• Set task: Every entry must be repeated exactly. Exclude all pictures.

Stored entries
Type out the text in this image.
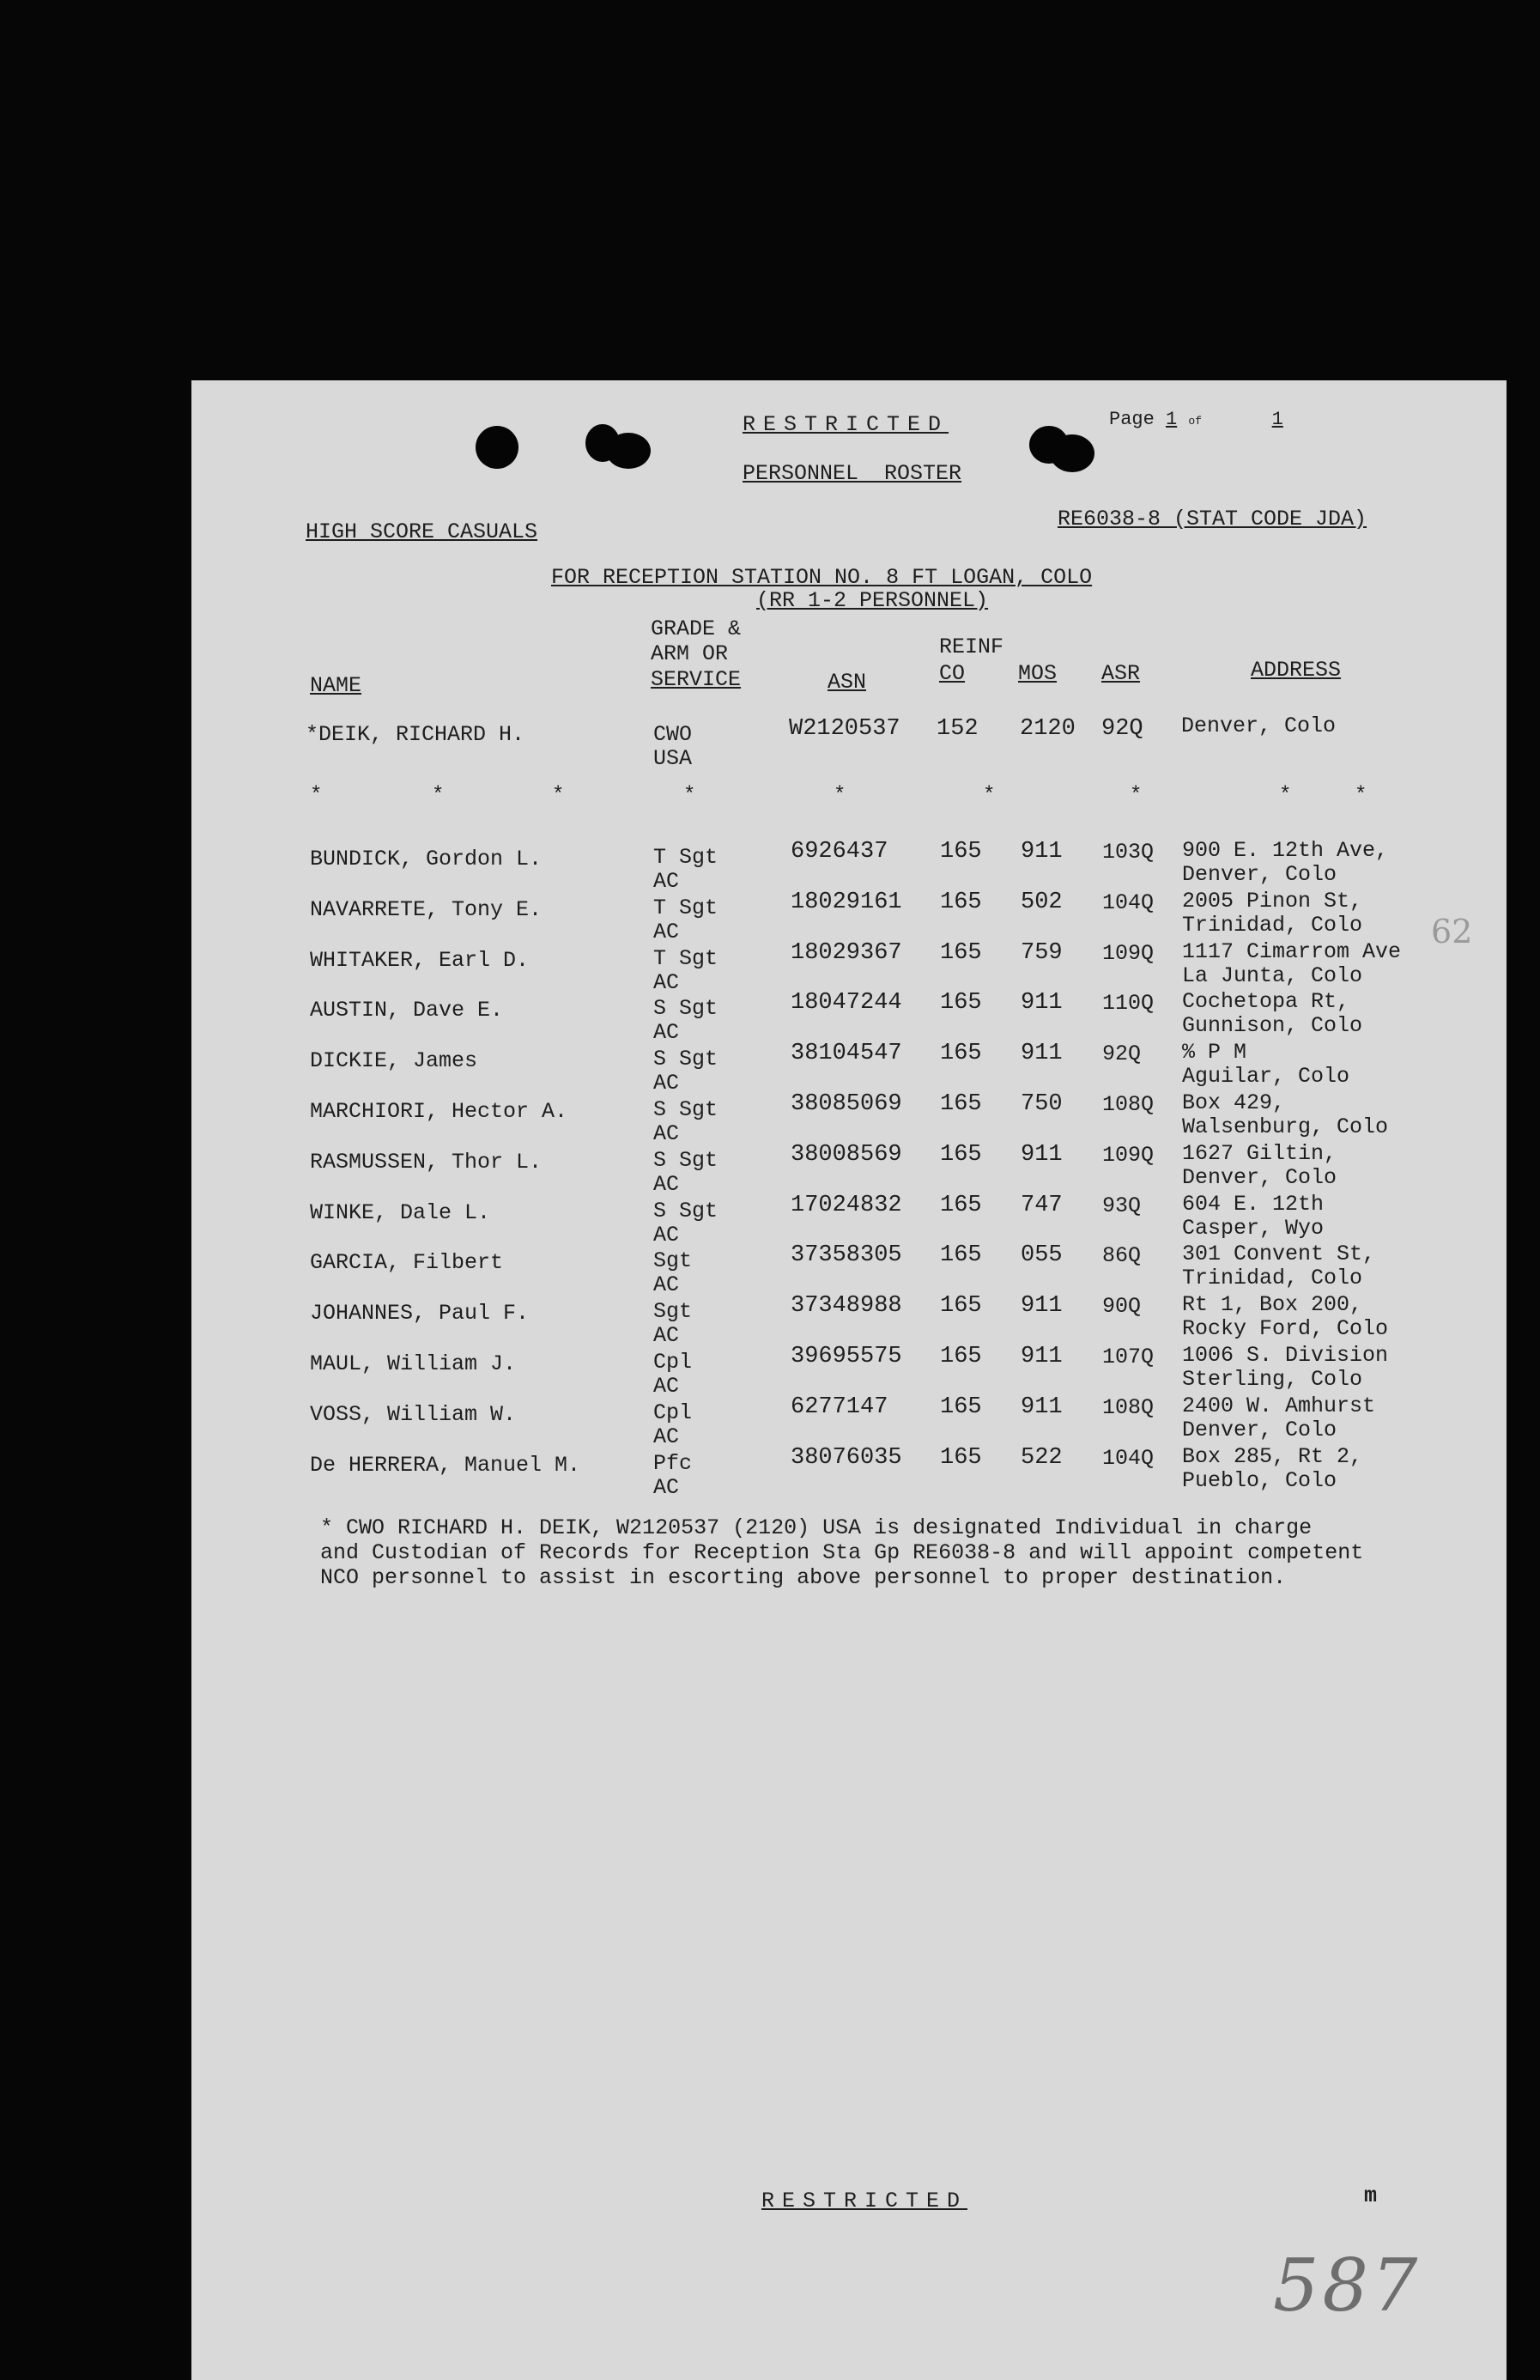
RESTRICTED	Page 1 of	1
PERSONNEL  ROSTER
HIGH SCORE CASUALS
RE6038-8 (STAT CODE JDA)
FOR RECEPTION STATION NO. 8 FT LOGAN, COLO
(RR 1-2 PERSONNEL)
NAME
GRADE &
ARM OR
SERVICE	ASN
REINF
CO MOS ASR	ADDRESS
*DEIK, RICHARD H.	CWO
USA
W2120537 152 2120 92Q Denver, Colo
*	*	*	*	*	*	*	*	*
BUNDICK, Gordon L.	T Sgt
AC
6926437 165 911 103Q 900 E. 12th Ave,
Denver, Colo
NAVARRETE, Tony E.	T Sgt
AC
18029161 165 502 104Q 2005 Pinon St,
Trinidad, Colo
WHITAKER, Earl D.	T Sgt
AC
18029367 165 759 109Q 1117 Cimarrom Ave
La Junta, Colo
AUSTIN, Dave E.	S Sgt
AC
18047244 165 911 110Q Cochetopa Rt,
Gunnison, Colo
DICKIE, James	S Sgt
AC
38104547 165 911 92Q % P M
Aguilar, Colo
MARCHIORI, Hector A.	S Sgt
AC
38085069 165 750 108Q Box 429,
Walsenburg, Colo
RASMUSSEN, Thor L.	S Sgt
AC
38008569 165 911 109Q 1627 Giltin,
Denver, Colo
WINKE, Dale L.	S Sgt
AC
17024832 165 747 93Q 604 E. 12th
Casper, Wyo
GARCIA, Filbert	Sgt
AC
37358305 165 055 86Q 301 Convent St,
Trinidad, Colo
JOHANNES, Paul F.	Sgt
AC
37348988 165 911 90Q Rt 1, Box 200,
Rocky Ford, Colo
MAUL, William J.	Cpl
AC
39695575 165 911 107Q 1006 S. Division
Sterling, Colo
VOSS, William W.	Cpl
AC
6277147 165 911 108Q 2400 W. Amhurst
Denver, Colo
De HERRERA, Manuel M.	Pfc
AC
38076035 165 522 104Q Box 285, Rt 2,
Pueblo, Colo
* CWO RICHARD H. DEIK, W2120537 (2120) USA is designated Individual in charge
and Custodian of Records for Reception Sta Gp RE6038-8 and will appoint competent
NCO personnel to assist in escorting above personnel to proper destination.
RESTRICTED	m
62
587
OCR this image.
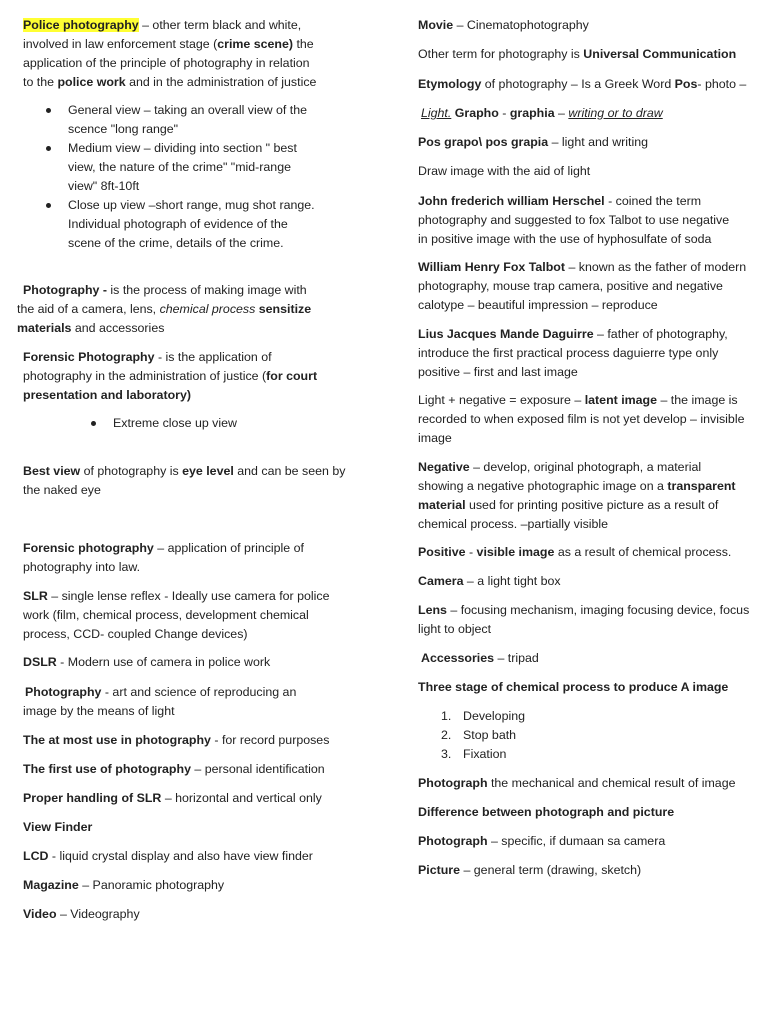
Police photography – other term black and white,
involved in law enforcement stage (crime scene) the
application of the principle of photography in relation
to the police work and in the administration of justice
General view – taking an overall view of the
scence "long range"
Medium view – dividing into section " best
view, the nature of the crime" "mid-range
view" 8ft-10ft
Close up view –short range, mug shot range.
Individual photograph of evidence of the
scene of the crime, details of the crime.
Photography - is the process of making image with
the aid of a camera, lens, chemical process sensitize
materials and accessories
Forensic Photography - is the application of
photography in the administration of justice (for court
presentation and laboratory)
Extreme close up view
Best view of photography is eye level and can be seen by
the naked eye
Forensic photography – application of principle of
photography into law.
SLR – single lense reflex - Ideally use camera for police
work (film, chemical process, development chemical
process, CCD- coupled Change devices)
DSLR - Modern use of camera in police work
Photography - art and science of reproducing an
image by the means of light
The at most use in photography - for record purposes
The first use of photography – personal identification
Proper handling of SLR – horizontal and vertical only
View Finder
LCD - liquid crystal display and also have view finder
Magazine – Panoramic photography
Video – Videography
Movie – Cinematophotography
Other term for photography is Universal Communication
Etymology of photography – Is a Greek Word Pos- photo –
Light. Grapho - graphia – writing or to draw
Pos grapo\ pos grapia – light and writing
Draw image with the aid of light
John frederich william Herschel - coined the term
photography and suggested to fox Talbot to use negative
in positive image with the use of hyphosulfate of soda
William Henry Fox Talbot – known as the father of modern
photography, mouse trap camera, positive and negative
calotype – beautiful impression – reproduce
Lius Jacques Mande Daguirre – father of photography,
introduce the first practical process daguierre type only
positive – first and last image
Light + negative = exposure – latent image – the image is
recorded to when exposed film is not yet develop – invisible
image
Negative – develop, original photograph, a material
showing a negative photographic image on a transparent
material used for printing positive picture as a result of
chemical process. –partially visible
Positive - visible image as a result of chemical process.
Camera – a light tight box
Lens – focusing mechanism, imaging focusing device, focus
light to object
Accessories – tripad
Three stage of chemical process to produce A image
1. Developing
2. Stop bath
3. Fixation
Photograph the mechanical and chemical result of image
Difference between photograph and picture
Photograph – specific, if dumaan sa camera
Picture – general term (drawing, sketch)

• Result of this exercise:
Type out the text in this image.
RESTRICTED	Page 1 of	1
PERSONNEL  ROSTER
HIGH SCORE CASUALS
RE6038-8 (STAT CODE JDA)
FOR RECEPTION STATION NO. 8 FT LOGAN, COLO
(RR 1-2 PERSONNEL)
NAME
GRADE &
ARM OR
SERVICE	ASN
REINF
CO MOS ASR	ADDRESS
*DEIK, RICHARD H.	CWO
USA
W2120537 152 2120 92Q Denver, Colo
*	*	*	*	*	*	*	*	*
BUNDICK, Gordon L.	T Sgt
AC
6926437 165 911 103Q 900 E. 12th Ave,
Denver, Colo
NAVARRETE, Tony E.	T Sgt
AC
18029161 165 502 104Q 2005 Pinon St,
Trinidad, Colo
WHITAKER, Earl D.	T Sgt
AC
18029367 165 759 109Q 1117 Cimarrom Ave
La Junta, Colo
AUSTIN, Dave E.	S Sgt
AC
18047244 165 911 110Q Cochetopa Rt,
Gunnison, Colo
DICKIE, James	S Sgt
AC
38104547 165 911 92Q % P M
Aguilar, Colo
MARCHIORI, Hector A.	S Sgt
AC
38085069 165 750 108Q Box 429,
Walsenburg, Colo
RASMUSSEN, Thor L.	S Sgt
AC
38008569 165 911 109Q 1627 Giltin,
Denver, Colo
WINKE, Dale L.	S Sgt
AC
17024832 165 747 93Q 604 E. 12th
Casper, Wyo
GARCIA, Filbert	Sgt
AC
37358305 165 055 86Q 301 Convent St,
Trinidad, Colo
JOHANNES, Paul F.	Sgt
AC
37348988 165 911 90Q Rt 1, Box 200,
Rocky Ford, Colo
MAUL, William J.	Cpl
AC
39695575 165 911 107Q 1006 S. Division
Sterling, Colo
VOSS, William W.	Cpl
AC
6277147 165 911 108Q 2400 W. Amhurst
Denver, Colo
De HERRERA, Manuel M.	Pfc
AC
38076035 165 522 104Q Box 285, Rt 2,
Pueblo, Colo
* CWO RICHARD H. DEIK, W2120537 (2120) USA is designated Individual in charge
and Custodian of Records for Reception Sta Gp RE6038-8 and will appoint competent
NCO personnel to assist in escorting above personnel to proper destination.
RESTRICTED	m
62
587
OCR this image.
Police photography – other term black and white,
involved in law enforcement stage (crime scene) the
application of the principle of photography in relation
to the police work and in the administration of justice
General view – taking an overall view of the
scence "long range"
Medium view – dividing into section " best
view, the nature of the crime" "mid-range
view" 8ft-10ft
Close up view –short range, mug shot range.
Individual photograph of evidence of the
scene of the crime, details of the crime.
Photography - is the process of making image with
the aid of a camera, lens, chemical process sensitize
materials and accessories
Forensic Photography - is the application of
photography in the administration of justice (for court
presentation and laboratory)
Extreme close up view
Best view of photography is eye level and can be seen by
the naked eye
Forensic photography – application of principle of
photography into law.
SLR – single lense reflex - Ideally use camera for police
work (film, chemical process, development chemical
process, CCD- coupled Change devices)
DSLR - Modern use of camera in police work
Photography - art and science of reproducing an
image by the means of light
The at most use in photography - for record purposes
The first use of photography – personal identification
Proper handling of SLR – horizontal and vertical only
View Finder
LCD - liquid crystal display and also have view finder
Magazine – Panoramic photography
Video – Videography
Movie – Cinematophotography
Other term for photography is Universal Communication
Etymology of photography – Is a Greek Word Pos- photo –
Light. Grapho - graphia – writing or to draw
Pos grapo\ pos grapia – light and writing
Draw image with the aid of light
John frederich william Herschel - coined the term
photography and suggested to fox Talbot to use negative
in positive image with the use of hyphosulfate of soda
William Henry Fox Talbot – known as the father of modern
photography, mouse trap camera, positive and negative
calotype – beautiful impression – reproduce
Lius Jacques Mande Daguirre – father of photography,
introduce the first practical process daguierre type only
positive – first and last image
Light + negative = exposure – latent image – the image is
recorded to when exposed film is not yet develop – invisible
image
Negative – develop, original photograph, a material
showing a negative photographic image on a transparent
material used for printing positive picture as a result of
chemical process. –partially visible
Positive - visible image as a result of chemical process.
Camera – a light tight box
Lens – focusing mechanism, imaging focusing device, focus
light to object
Accessories – tripad
Three stage of chemical process to produce A image
1. Developing
2. Stop bath
3. Fixation
Photograph the mechanical and chemical result of image
Difference between photograph and picture
Photograph – specific, if dumaan sa camera
Picture – general term (drawing, sketch)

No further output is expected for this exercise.